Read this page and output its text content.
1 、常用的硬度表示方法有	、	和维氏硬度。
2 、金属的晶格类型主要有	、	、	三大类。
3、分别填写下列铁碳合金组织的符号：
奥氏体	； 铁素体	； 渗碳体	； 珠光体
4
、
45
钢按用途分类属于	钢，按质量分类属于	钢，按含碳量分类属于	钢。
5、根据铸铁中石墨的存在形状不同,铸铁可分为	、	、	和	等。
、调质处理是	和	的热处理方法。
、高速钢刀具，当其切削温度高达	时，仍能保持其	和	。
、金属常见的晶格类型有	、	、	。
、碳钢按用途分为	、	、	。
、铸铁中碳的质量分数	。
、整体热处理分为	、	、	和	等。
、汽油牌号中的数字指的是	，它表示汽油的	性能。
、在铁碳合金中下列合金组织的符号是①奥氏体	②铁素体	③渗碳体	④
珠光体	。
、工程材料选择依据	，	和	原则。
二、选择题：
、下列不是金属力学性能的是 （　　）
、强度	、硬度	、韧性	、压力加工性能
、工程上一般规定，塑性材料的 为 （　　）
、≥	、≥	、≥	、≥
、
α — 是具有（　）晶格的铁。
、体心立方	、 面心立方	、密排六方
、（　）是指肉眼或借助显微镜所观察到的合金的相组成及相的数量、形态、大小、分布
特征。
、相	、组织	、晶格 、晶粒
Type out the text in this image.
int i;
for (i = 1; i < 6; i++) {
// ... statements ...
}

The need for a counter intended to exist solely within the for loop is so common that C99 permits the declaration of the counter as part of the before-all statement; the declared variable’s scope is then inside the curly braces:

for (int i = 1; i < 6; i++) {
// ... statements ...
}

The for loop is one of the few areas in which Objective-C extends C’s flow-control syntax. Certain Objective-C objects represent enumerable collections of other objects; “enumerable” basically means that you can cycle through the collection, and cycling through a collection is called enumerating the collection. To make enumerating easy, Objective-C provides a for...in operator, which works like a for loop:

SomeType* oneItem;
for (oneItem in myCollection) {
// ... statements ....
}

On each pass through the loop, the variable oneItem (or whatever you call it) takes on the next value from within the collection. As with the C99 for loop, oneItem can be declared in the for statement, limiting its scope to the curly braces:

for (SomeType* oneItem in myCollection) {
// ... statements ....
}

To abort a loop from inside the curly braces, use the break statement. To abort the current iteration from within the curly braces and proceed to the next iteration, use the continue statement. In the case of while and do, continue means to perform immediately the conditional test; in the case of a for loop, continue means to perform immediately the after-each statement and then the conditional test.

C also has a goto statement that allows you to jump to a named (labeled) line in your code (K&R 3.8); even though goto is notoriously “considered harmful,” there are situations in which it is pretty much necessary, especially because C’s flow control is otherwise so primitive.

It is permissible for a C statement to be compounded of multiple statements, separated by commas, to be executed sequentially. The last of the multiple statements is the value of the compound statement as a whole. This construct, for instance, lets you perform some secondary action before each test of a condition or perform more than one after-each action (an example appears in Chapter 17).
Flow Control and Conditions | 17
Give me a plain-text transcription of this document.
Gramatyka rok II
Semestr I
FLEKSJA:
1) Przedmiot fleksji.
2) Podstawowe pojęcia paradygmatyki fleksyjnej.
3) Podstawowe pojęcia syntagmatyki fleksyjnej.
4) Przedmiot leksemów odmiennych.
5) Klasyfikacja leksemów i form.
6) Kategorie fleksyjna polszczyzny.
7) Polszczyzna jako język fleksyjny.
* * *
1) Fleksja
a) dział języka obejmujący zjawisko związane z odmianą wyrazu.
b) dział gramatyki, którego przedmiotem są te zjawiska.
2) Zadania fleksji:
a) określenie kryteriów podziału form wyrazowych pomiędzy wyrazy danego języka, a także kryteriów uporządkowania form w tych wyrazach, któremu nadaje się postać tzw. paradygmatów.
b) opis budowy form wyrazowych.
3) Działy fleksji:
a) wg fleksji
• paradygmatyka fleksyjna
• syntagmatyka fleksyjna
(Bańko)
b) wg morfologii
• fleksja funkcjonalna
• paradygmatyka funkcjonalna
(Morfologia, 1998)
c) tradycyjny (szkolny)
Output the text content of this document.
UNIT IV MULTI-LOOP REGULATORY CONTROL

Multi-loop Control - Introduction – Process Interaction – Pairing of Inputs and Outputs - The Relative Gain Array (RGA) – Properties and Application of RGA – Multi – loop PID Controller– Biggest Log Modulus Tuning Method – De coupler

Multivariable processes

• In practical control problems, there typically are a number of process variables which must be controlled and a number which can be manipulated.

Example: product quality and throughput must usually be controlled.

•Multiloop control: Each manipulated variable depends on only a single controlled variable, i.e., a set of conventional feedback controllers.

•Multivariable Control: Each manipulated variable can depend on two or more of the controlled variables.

----------

Copy out all of the lines above exactly.

Read this page and output its text content.
1 、常用的硬度表示方法有	、	和维氏硬度。
2 、金属的晶格类型主要有	、	、	三大类。
3、分别填写下列铁碳合金组织的符号：
奥氏体	； 铁素体	； 渗碳体	； 珠光体
4
、
45
钢按用途分类属于	钢，按质量分类属于	钢，按含碳量分类属于	钢。
5、根据铸铁中石墨的存在形状不同,铸铁可分为	、	、	和	等。
、调质处理是	和	的热处理方法。
、高速钢刀具，当其切削温度高达	时，仍能保持其	和	。
、金属常见的晶格类型有	、	、	。
、碳钢按用途分为	、	、	。
、铸铁中碳的质量分数	。
、整体热处理分为	、	、	和	等。
、汽油牌号中的数字指的是	，它表示汽油的	性能。
、在铁碳合金中下列合金组织的符号是①奥氏体	②铁素体	③渗碳体	④
珠光体	。
、工程材料选择依据	，	和	原则。
二、选择题：
、下列不是金属力学性能的是 （　　）
、强度	、硬度	、韧性	、压力加工性能
、工程上一般规定，塑性材料的 为 （　　）
、≥	、≥	、≥	、≥
、
α — 是具有（　）晶格的铁。
、体心立方	、 面心立方	、密排六方
、（　）是指肉眼或借助显微镜所观察到的合金的相组成及相的数量、形态、大小、分布
特征。
、相	、组织	、晶格 、晶粒
Type out the text in this image.
int i;
for (i = 1; i < 6; i++) {
// ... statements ...
}

The need for a counter intended to exist solely within the for loop is so common that C99 permits the declaration of the counter as part of the before-all statement; the declared variable’s scope is then inside the curly braces:

for (int i = 1; i < 6; i++) {
// ... statements ...
}

The for loop is one of the few areas in which Objective-C extends C’s flow-control syntax. Certain Objective-C objects represent enumerable collections of other objects; “enumerable” basically means that you can cycle through the collection, and cycling through a collection is called enumerating the collection. To make enumerating easy, Objective-C provides a for...in operator, which works like a for loop:

SomeType* oneItem;
for (oneItem in myCollection) {
// ... statements ....
}

On each pass through the loop, the variable oneItem (or whatever you call it) takes on the next value from within the collection. As with the C99 for loop, oneItem can be declared in the for statement, limiting its scope to the curly braces:

for (SomeType* oneItem in myCollection) {
// ... statements ....
}

To abort a loop from inside the curly braces, use the break statement. To abort the current iteration from within the curly braces and proceed to the next iteration, use the continue statement. In the case of while and do, continue means to perform immediately the conditional test; in the case of a for loop, continue means to perform immediately the after-each statement and then the conditional test.

C also has a goto statement that allows you to jump to a named (labeled) line in your code (K&R 3.8); even though goto is notoriously “considered harmful,” there are situations in which it is pretty much necessary, especially because C’s flow control is otherwise so primitive.

It is permissible for a C statement to be compounded of multiple statements, separated by commas, to be executed sequentially. The last of the multiple statements is the value of the compound statement as a whole. This construct, for instance, lets you perform some secondary action before each test of a condition or perform more than one after-each action (an example appears in Chapter 17).
Flow Control and Conditions | 17
Give me a plain-text transcription of this document.
Gramatyka rok II
Semestr I
FLEKSJA:
1) Przedmiot fleksji.
2) Podstawowe pojęcia paradygmatyki fleksyjnej.
3) Podstawowe pojęcia syntagmatyki fleksyjnej.
4) Przedmiot leksemów odmiennych.
5) Klasyfikacja leksemów i form.
6) Kategorie fleksyjna polszczyzny.
7) Polszczyzna jako język fleksyjny.
* * *
1) Fleksja
a) dział języka obejmujący zjawisko związane z odmianą wyrazu.
b) dział gramatyki, którego przedmiotem są te zjawiska.
2) Zadania fleksji:
a) określenie kryteriów podziału form wyrazowych pomiędzy wyrazy danego języka, a także kryteriów uporządkowania form w tych wyrazach, któremu nadaje się postać tzw. paradygmatów.
b) opis budowy form wyrazowych.
3) Działy fleksji:
a) wg fleksji
• paradygmatyka fleksyjna
• syntagmatyka fleksyjna
(Bańko)
b) wg morfologii
• fleksja funkcjonalna
• paradygmatyka funkcjonalna
(Morfologia, 1998)
c) tradycyjny (szkolny)
Output the text content of this document.
UNIT IV MULTI-LOOP REGULATORY CONTROL

Multi-loop Control - Introduction – Process Interaction – Pairing of Inputs and Outputs - The Relative Gain Array (RGA) – Properties and Application of RGA – Multi – loop PID Controller– Biggest Log Modulus Tuning Method – De coupler

Multivariable processes

• In practical control problems, there typically are a number of process variables which must be controlled and a number which can be manipulated.

Example: product quality and throughput must usually be controlled.

•Multiloop control: Each manipulated variable depends on only a single controlled variable, i.e., a set of conventional feedback controllers.

•Multivariable Control: Each manipulated variable can depend on two or more of the controlled variables.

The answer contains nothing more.